## START STORED RECORDS

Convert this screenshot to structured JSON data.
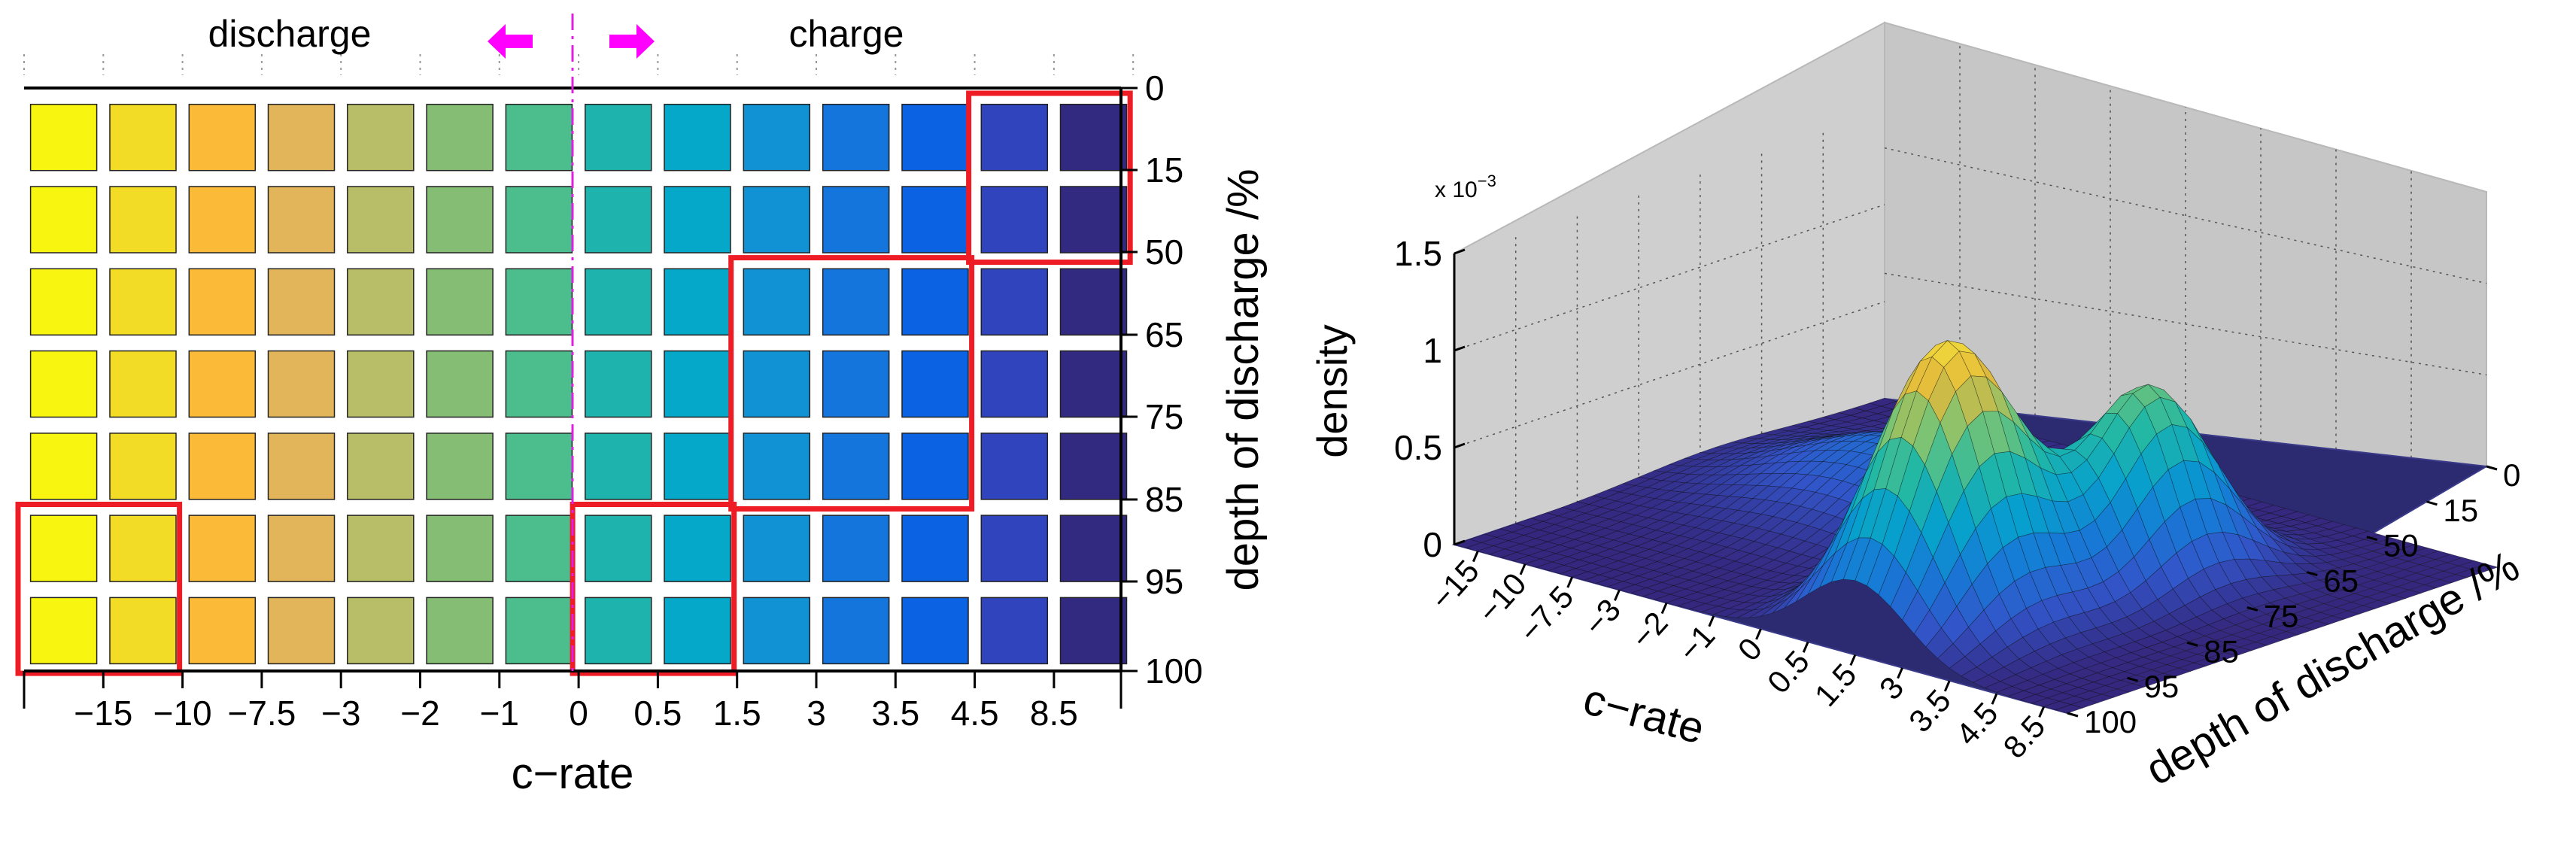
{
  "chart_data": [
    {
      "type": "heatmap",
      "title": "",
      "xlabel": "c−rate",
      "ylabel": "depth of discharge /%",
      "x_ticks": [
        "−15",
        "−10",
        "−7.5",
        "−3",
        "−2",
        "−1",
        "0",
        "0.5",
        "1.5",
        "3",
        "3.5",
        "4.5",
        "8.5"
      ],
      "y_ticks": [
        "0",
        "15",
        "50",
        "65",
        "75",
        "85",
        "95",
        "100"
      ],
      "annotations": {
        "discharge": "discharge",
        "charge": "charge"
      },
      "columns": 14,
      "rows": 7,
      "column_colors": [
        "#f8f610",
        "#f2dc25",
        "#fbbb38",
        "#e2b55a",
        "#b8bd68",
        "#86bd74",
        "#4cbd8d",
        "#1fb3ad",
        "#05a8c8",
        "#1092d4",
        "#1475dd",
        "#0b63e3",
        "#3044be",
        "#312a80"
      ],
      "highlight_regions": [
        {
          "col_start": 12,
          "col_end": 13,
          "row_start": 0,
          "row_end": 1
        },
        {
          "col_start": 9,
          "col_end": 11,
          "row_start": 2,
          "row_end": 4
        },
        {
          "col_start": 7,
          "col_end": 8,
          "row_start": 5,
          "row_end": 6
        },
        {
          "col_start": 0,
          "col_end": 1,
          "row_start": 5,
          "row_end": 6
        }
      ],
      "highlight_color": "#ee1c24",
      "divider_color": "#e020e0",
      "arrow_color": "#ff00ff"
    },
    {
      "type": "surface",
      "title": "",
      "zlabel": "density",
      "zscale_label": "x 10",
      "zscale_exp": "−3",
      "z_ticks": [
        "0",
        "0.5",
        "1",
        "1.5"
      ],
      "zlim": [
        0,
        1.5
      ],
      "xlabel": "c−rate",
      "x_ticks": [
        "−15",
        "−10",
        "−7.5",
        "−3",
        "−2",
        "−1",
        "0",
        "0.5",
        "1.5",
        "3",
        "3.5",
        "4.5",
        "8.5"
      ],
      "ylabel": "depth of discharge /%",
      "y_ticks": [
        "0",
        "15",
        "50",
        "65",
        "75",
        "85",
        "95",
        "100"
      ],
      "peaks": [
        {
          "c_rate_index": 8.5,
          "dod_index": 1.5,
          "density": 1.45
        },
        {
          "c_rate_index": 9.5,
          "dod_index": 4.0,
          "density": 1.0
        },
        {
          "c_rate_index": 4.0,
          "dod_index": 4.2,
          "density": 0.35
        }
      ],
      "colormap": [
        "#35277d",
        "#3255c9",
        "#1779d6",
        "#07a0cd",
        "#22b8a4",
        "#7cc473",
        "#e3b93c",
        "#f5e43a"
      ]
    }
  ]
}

## END STORED RECORDS

▶ **TASK**:
Repeat all of the records verbatim, leaving out the pictures.

▶ **THE REPLY**:
Convert this screenshot to structured JSON data.
{
  "chart_data": [
    {
      "type": "heatmap",
      "title": "",
      "xlabel": "c−rate",
      "ylabel": "depth of discharge /%",
      "x_ticks": [
        "−15",
        "−10",
        "−7.5",
        "−3",
        "−2",
        "−1",
        "0",
        "0.5",
        "1.5",
        "3",
        "3.5",
        "4.5",
        "8.5"
      ],
      "y_ticks": [
        "0",
        "15",
        "50",
        "65",
        "75",
        "85",
        "95",
        "100"
      ],
      "annotations": {
        "discharge": "discharge",
        "charge": "charge"
      },
      "columns": 14,
      "rows": 7,
      "column_colors": [
        "#f8f610",
        "#f2dc25",
        "#fbbb38",
        "#e2b55a",
        "#b8bd68",
        "#86bd74",
        "#4cbd8d",
        "#1fb3ad",
        "#05a8c8",
        "#1092d4",
        "#1475dd",
        "#0b63e3",
        "#3044be",
        "#312a80"
      ],
      "highlight_regions": [
        {
          "col_start": 12,
          "col_end": 13,
          "row_start": 0,
          "row_end": 1
        },
        {
          "col_start": 9,
          "col_end": 11,
          "row_start": 2,
          "row_end": 4
        },
        {
          "col_start": 7,
          "col_end": 8,
          "row_start": 5,
          "row_end": 6
        },
        {
          "col_start": 0,
          "col_end": 1,
          "row_start": 5,
          "row_end": 6
        }
      ],
      "highlight_color": "#ee1c24",
      "divider_color": "#e020e0",
      "arrow_color": "#ff00ff"
    },
    {
      "type": "surface",
      "title": "",
      "zlabel": "density",
      "zscale_label": "x 10",
      "zscale_exp": "−3",
      "z_ticks": [
        "0",
        "0.5",
        "1",
        "1.5"
      ],
      "zlim": [
        0,
        1.5
      ],
      "xlabel": "c−rate",
      "x_ticks": [
        "−15",
        "−10",
        "−7.5",
        "−3",
        "−2",
        "−1",
        "0",
        "0.5",
        "1.5",
        "3",
        "3.5",
        "4.5",
        "8.5"
      ],
      "ylabel": "depth of discharge /%",
      "y_ticks": [
        "0",
        "15",
        "50",
        "65",
        "75",
        "85",
        "95",
        "100"
      ],
      "peaks": [
        {
          "c_rate_index": 8.5,
          "dod_index": 1.5,
          "density": 1.45
        },
        {
          "c_rate_index": 9.5,
          "dod_index": 4.0,
          "density": 1.0
        },
        {
          "c_rate_index": 4.0,
          "dod_index": 4.2,
          "density": 0.35
        }
      ],
      "colormap": [
        "#35277d",
        "#3255c9",
        "#1779d6",
        "#07a0cd",
        "#22b8a4",
        "#7cc473",
        "#e3b93c",
        "#f5e43a"
      ]
    }
  ]
}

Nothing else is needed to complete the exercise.